## [Given passage]
★ ★ ★ ★ ★

Παρασκευή 8 Φεβρουαρίου 2019

Abdominal girth has a strong correlation with ultrasound-estimated epidural depth in parturients: a prospective observational study

Abstract

Background

Preprocedural ultrasound examination of vertebral column guides to locate desired intervertebral space and provides a prevision of needle trajectory and estimated needle depth in parturients. The objective of this study was to assess the correlation between ultrasound-estimated epidural depth (ED) with abdominal girth (AG), body mass index (BMI), weight, height, and age.

Methods

In this prospective, observational study, ultrasound imaging was done at L3–4 interspace in transverse median plane (TP) and paramedian sagittal oblique plane (PSO) to obtain ultrasound estimates of skin to epidural space depth. Combined spinal epidural anesthesia was performed at L3–4 interspace. AG, BMI, age, height, and weight were recorded for every parturient.

★ ★ ★ ★ ★

## [Required action 1]
Quote the epidural depth abstract word for word, starting with "Preprocedural ultrasound examination" and going on through "for every parturient.".
## [Required action 2]
Write what comes next in the abstract on abdominal girth and epidural depth, picking up right after its final sentence.

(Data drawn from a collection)
★ ★ ★ ★ ★

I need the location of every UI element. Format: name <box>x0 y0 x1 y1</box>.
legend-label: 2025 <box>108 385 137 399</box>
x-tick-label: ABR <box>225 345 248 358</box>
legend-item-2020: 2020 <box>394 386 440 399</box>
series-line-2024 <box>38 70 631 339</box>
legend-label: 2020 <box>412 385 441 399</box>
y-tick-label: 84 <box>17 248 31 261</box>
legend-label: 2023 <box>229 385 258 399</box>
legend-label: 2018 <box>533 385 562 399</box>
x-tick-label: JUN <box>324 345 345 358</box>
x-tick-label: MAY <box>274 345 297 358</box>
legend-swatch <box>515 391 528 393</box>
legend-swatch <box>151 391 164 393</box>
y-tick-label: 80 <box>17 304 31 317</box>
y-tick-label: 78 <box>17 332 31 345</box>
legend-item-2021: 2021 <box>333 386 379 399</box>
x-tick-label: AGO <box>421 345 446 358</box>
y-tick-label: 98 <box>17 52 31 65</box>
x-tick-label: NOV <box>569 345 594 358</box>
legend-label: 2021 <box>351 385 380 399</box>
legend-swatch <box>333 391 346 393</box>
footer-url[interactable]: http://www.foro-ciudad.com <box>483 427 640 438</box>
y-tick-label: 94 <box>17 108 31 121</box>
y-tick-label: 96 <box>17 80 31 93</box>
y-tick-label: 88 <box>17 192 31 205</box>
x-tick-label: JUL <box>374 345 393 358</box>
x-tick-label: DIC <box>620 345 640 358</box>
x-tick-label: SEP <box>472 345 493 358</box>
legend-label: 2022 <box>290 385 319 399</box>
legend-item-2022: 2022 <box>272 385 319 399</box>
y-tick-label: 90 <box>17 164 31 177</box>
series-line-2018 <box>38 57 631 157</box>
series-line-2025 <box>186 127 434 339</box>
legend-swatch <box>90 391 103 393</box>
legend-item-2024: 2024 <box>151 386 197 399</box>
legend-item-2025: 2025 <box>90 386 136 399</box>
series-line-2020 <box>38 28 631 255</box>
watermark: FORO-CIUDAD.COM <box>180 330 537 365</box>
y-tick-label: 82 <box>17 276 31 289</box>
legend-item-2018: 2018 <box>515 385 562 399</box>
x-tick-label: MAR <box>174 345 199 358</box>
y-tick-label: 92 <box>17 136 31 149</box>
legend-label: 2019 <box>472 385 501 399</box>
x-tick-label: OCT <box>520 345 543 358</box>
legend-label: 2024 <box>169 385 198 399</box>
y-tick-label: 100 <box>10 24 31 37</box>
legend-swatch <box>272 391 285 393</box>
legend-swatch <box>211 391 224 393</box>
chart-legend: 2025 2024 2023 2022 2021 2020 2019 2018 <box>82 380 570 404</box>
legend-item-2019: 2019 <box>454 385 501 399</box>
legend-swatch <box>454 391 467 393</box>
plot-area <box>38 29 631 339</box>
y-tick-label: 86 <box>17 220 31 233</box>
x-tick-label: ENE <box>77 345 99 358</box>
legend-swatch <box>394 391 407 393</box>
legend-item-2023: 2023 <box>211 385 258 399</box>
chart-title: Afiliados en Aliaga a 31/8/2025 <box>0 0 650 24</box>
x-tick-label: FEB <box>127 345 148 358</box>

★ ★ ★ ★ ★

## [Exercise answer 1]
Preprocedural ultrasound examination of vertebral column guides to locate desired intervertebral space and provides a prevision of needle trajectory and estimated needle depth in parturients. The objective of this study was to assess the correlation between ultrasound-estimated epidural depth (ED) with abdominal girth (AG), body mass index (BMI), weight, height, and age.

Methods

In this prospective, observational study, ultrasound imaging was done at L3–4 interspace in transverse median plane (TP) and paramedian sagittal oblique plane (PSO) to obtain ultrasound estimates of skin to epidural space depth. Combined spinal epidural anesthesia was performed at L3–4 interspace. AG, BMI, age, height, and weight were recorded for every parturient.

## [Exercise answer 2]
Results

Data from 130 parturients were analyzed. Estimated ED was 56.5 ± 9.5 mm in TP, 57.5 ± 9.3 mm in PSO, and actual epidural depth was 57.9 ± 9.4 mm. Correlation coefficients between ED and AG were 0.797 in TP (95% CI 0.727–0.854, p < 0.001) and 0.803 in PSO (95% CI 0.733–0.857, p < 0.001). Correlation coefficients between ED and BMI were 0.543 in TP (95% CI 0.405–0.661, p < 0.001) and 0.566 in PSO (95% CI 0.428–0.680, p < 0.001). Correlation coefficients between ED and weight were 0.593 in TP (CI = 0.466–0.695, p < 0.001) and 0.615 in PSO (CI = 0.500–0.716, p < 0.001). Height and age had no significant correlation with ED.

Conclusions

Abdominal girth has a strong correlation with ultrasound-estimated epidural depth in parturients.